What the task asks: Only a number is wanted: how many lines in the listing contain the word "stars"?

Data tied to figure images

········

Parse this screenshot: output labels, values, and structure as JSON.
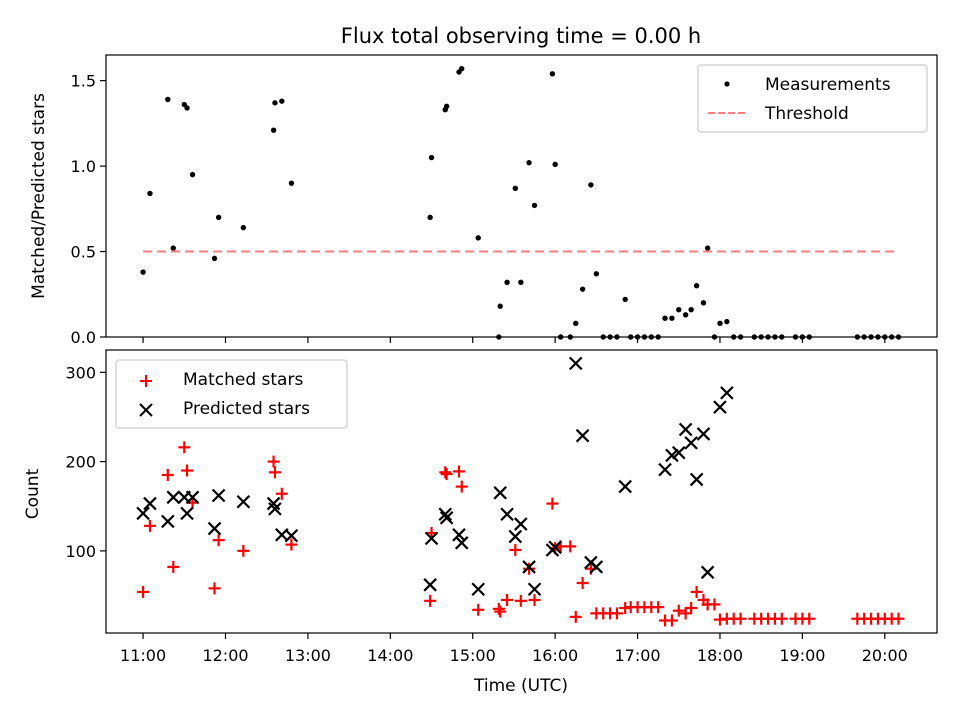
{
  "chart_data": [
    {
      "type": "scatter",
      "title": "Flux total observing time = 0.00 h",
      "xlabel": "",
      "ylabel": "Matched/Predicted stars",
      "x_unit": "time (UTC)",
      "xlim": [
        "10:33",
        "20:38"
      ],
      "ylim": [
        0,
        1.65
      ],
      "yticks": [
        0.0,
        0.5,
        1.0,
        1.5
      ],
      "ytick_labels": [
        "0.0",
        "0.5",
        "1.0",
        "1.5"
      ],
      "legend": {
        "placement": "upper right",
        "entries": [
          "Measurements",
          "Threshold"
        ]
      },
      "series": [
        {
          "name": "Measurements",
          "marker": "dot",
          "color": "#000000",
          "points": [
            [
              "11:00",
              0.38
            ],
            [
              "11:05",
              0.84
            ],
            [
              "11:18",
              1.39
            ],
            [
              "11:22",
              0.52
            ],
            [
              "11:30",
              1.36
            ],
            [
              "11:32",
              1.34
            ],
            [
              "11:36",
              0.95
            ],
            [
              "11:52",
              0.46
            ],
            [
              "11:55",
              0.7
            ],
            [
              "12:13",
              0.64
            ],
            [
              "12:35",
              1.21
            ],
            [
              "12:36",
              1.37
            ],
            [
              "12:41",
              1.38
            ],
            [
              "12:48",
              0.9
            ],
            [
              "14:29",
              0.7
            ],
            [
              "14:30",
              1.05
            ],
            [
              "14:40",
              1.33
            ],
            [
              "14:41",
              1.35
            ],
            [
              "14:50",
              1.55
            ],
            [
              "14:52",
              1.57
            ],
            [
              "15:04",
              0.58
            ],
            [
              "15:19",
              0.0
            ],
            [
              "15:20",
              0.18
            ],
            [
              "15:25",
              0.32
            ],
            [
              "15:31",
              0.87
            ],
            [
              "15:35",
              0.32
            ],
            [
              "15:41",
              1.02
            ],
            [
              "15:45",
              0.77
            ],
            [
              "15:58",
              1.54
            ],
            [
              "16:00",
              1.01
            ],
            [
              "16:04",
              0.0
            ],
            [
              "16:11",
              0.0
            ],
            [
              "16:15",
              0.08
            ],
            [
              "16:20",
              0.28
            ],
            [
              "16:26",
              0.89
            ],
            [
              "16:30",
              0.37
            ],
            [
              "16:35",
              0.0
            ],
            [
              "16:40",
              0.0
            ],
            [
              "16:45",
              0.0
            ],
            [
              "16:51",
              0.22
            ],
            [
              "16:55",
              0.0
            ],
            [
              "17:00",
              0.0
            ],
            [
              "17:05",
              0.0
            ],
            [
              "17:10",
              0.0
            ],
            [
              "17:15",
              0.0
            ],
            [
              "17:20",
              0.11
            ],
            [
              "17:25",
              0.11
            ],
            [
              "17:30",
              0.16
            ],
            [
              "17:35",
              0.13
            ],
            [
              "17:39",
              0.16
            ],
            [
              "17:43",
              0.3
            ],
            [
              "17:48",
              0.2
            ],
            [
              "17:51",
              0.52
            ],
            [
              "17:56",
              0.0
            ],
            [
              "18:00",
              0.08
            ],
            [
              "18:05",
              0.09
            ],
            [
              "18:10",
              0.0
            ],
            [
              "18:15",
              0.0
            ],
            [
              "18:25",
              0.0
            ],
            [
              "18:30",
              0.0
            ],
            [
              "18:35",
              0.0
            ],
            [
              "18:40",
              0.0
            ],
            [
              "18:45",
              0.0
            ],
            [
              "18:55",
              0.0
            ],
            [
              "19:00",
              0.0
            ],
            [
              "19:05",
              0.0
            ],
            [
              "19:40",
              0.0
            ],
            [
              "19:45",
              0.0
            ],
            [
              "19:50",
              0.0
            ],
            [
              "19:55",
              0.0
            ],
            [
              "20:00",
              0.0
            ],
            [
              "20:05",
              0.0
            ],
            [
              "20:10",
              0.0
            ]
          ]
        },
        {
          "name": "Threshold",
          "marker": "dashed-line",
          "color": "#ff7f7f",
          "points": [
            [
              "11:00",
              0.5
            ],
            [
              "20:10",
              0.5
            ]
          ]
        }
      ]
    },
    {
      "type": "scatter",
      "title": "",
      "xlabel": "Time (UTC)",
      "ylabel": "Count",
      "x_unit": "time (UTC)",
      "xlim": [
        "10:33",
        "20:38"
      ],
      "ylim": [
        8,
        325
      ],
      "xticks": [
        "11:00",
        "12:00",
        "13:00",
        "14:00",
        "15:00",
        "16:00",
        "17:00",
        "18:00",
        "19:00",
        "20:00"
      ],
      "yticks": [
        100,
        200,
        300
      ],
      "ytick_labels": [
        "100",
        "200",
        "300"
      ],
      "legend": {
        "placement": "upper left",
        "entries": [
          "Matched stars",
          "Predicted stars"
        ]
      },
      "series": [
        {
          "name": "Matched stars",
          "marker": "plus",
          "color": "#ff0000",
          "points": [
            [
              "11:00",
              54
            ],
            [
              "11:05",
              128
            ],
            [
              "11:18",
              185
            ],
            [
              "11:22",
              82
            ],
            [
              "11:30",
              216
            ],
            [
              "11:32",
              190
            ],
            [
              "11:36",
              154
            ],
            [
              "11:52",
              58
            ],
            [
              "11:55",
              112
            ],
            [
              "12:13",
              100
            ],
            [
              "12:35",
              200
            ],
            [
              "12:36",
              188
            ],
            [
              "12:41",
              164
            ],
            [
              "12:48",
              107
            ],
            [
              "14:29",
              44
            ],
            [
              "14:30",
              120
            ],
            [
              "14:40",
              188
            ],
            [
              "14:41",
              186
            ],
            [
              "14:50",
              189
            ],
            [
              "14:52",
              172
            ],
            [
              "15:04",
              34
            ],
            [
              "15:19",
              35
            ],
            [
              "15:20",
              32
            ],
            [
              "15:25",
              45
            ],
            [
              "15:31",
              101
            ],
            [
              "15:35",
              44
            ],
            [
              "15:41",
              80
            ],
            [
              "15:45",
              45
            ],
            [
              "15:58",
              153
            ],
            [
              "16:00",
              103
            ],
            [
              "16:04",
              105
            ],
            [
              "16:11",
              105
            ],
            [
              "16:15",
              26
            ],
            [
              "16:20",
              64
            ],
            [
              "16:26",
              80
            ],
            [
              "16:30",
              30
            ],
            [
              "16:35",
              30
            ],
            [
              "16:40",
              30
            ],
            [
              "16:45",
              30
            ],
            [
              "16:51",
              36
            ],
            [
              "16:55",
              37
            ],
            [
              "17:00",
              37
            ],
            [
              "17:05",
              37
            ],
            [
              "17:10",
              37
            ],
            [
              "17:15",
              37
            ],
            [
              "17:20",
              22
            ],
            [
              "17:25",
              22
            ],
            [
              "17:30",
              33
            ],
            [
              "17:35",
              30
            ],
            [
              "17:39",
              36
            ],
            [
              "17:43",
              54
            ],
            [
              "17:48",
              45
            ],
            [
              "17:51",
              40
            ],
            [
              "17:56",
              40
            ],
            [
              "18:00",
              23
            ],
            [
              "18:05",
              24
            ],
            [
              "18:10",
              24
            ],
            [
              "18:15",
              24
            ],
            [
              "18:25",
              24
            ],
            [
              "18:30",
              24
            ],
            [
              "18:35",
              24
            ],
            [
              "18:40",
              24
            ],
            [
              "18:45",
              24
            ],
            [
              "18:55",
              24
            ],
            [
              "19:00",
              24
            ],
            [
              "19:05",
              24
            ],
            [
              "19:40",
              24
            ],
            [
              "19:45",
              24
            ],
            [
              "19:50",
              24
            ],
            [
              "19:55",
              24
            ],
            [
              "20:00",
              24
            ],
            [
              "20:05",
              24
            ],
            [
              "20:10",
              24
            ]
          ]
        },
        {
          "name": "Predicted stars",
          "marker": "x",
          "color": "#000000",
          "points": [
            [
              "11:00",
              142
            ],
            [
              "11:05",
              153
            ],
            [
              "11:18",
              133
            ],
            [
              "11:22",
              160
            ],
            [
              "11:30",
              160
            ],
            [
              "11:32",
              142
            ],
            [
              "11:36",
              160
            ],
            [
              "11:52",
              125
            ],
            [
              "11:55",
              162
            ],
            [
              "12:13",
              155
            ],
            [
              "12:35",
              153
            ],
            [
              "12:36",
              147
            ],
            [
              "12:41",
              118
            ],
            [
              "12:48",
              117
            ],
            [
              "14:29",
              62
            ],
            [
              "14:30",
              114
            ],
            [
              "14:40",
              141
            ],
            [
              "14:41",
              137
            ],
            [
              "14:50",
              118
            ],
            [
              "14:52",
              109
            ],
            [
              "15:04",
              57
            ],
            [
              "15:20",
              165
            ],
            [
              "15:25",
              141
            ],
            [
              "15:31",
              116
            ],
            [
              "15:35",
              130
            ],
            [
              "15:41",
              82
            ],
            [
              "15:45",
              57
            ],
            [
              "15:58",
              101
            ],
            [
              "16:00",
              104
            ],
            [
              "16:15",
              310
            ],
            [
              "16:20",
              229
            ],
            [
              "16:26",
              87
            ],
            [
              "16:30",
              82
            ],
            [
              "16:51",
              172
            ],
            [
              "17:20",
              191
            ],
            [
              "17:25",
              207
            ],
            [
              "17:30",
              210
            ],
            [
              "17:35",
              236
            ],
            [
              "17:39",
              221
            ],
            [
              "17:43",
              180
            ],
            [
              "17:48",
              231
            ],
            [
              "17:51",
              76
            ],
            [
              "18:00",
              261
            ],
            [
              "18:05",
              277
            ]
          ]
        }
      ]
    }
  ]
}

········

Task solution: 5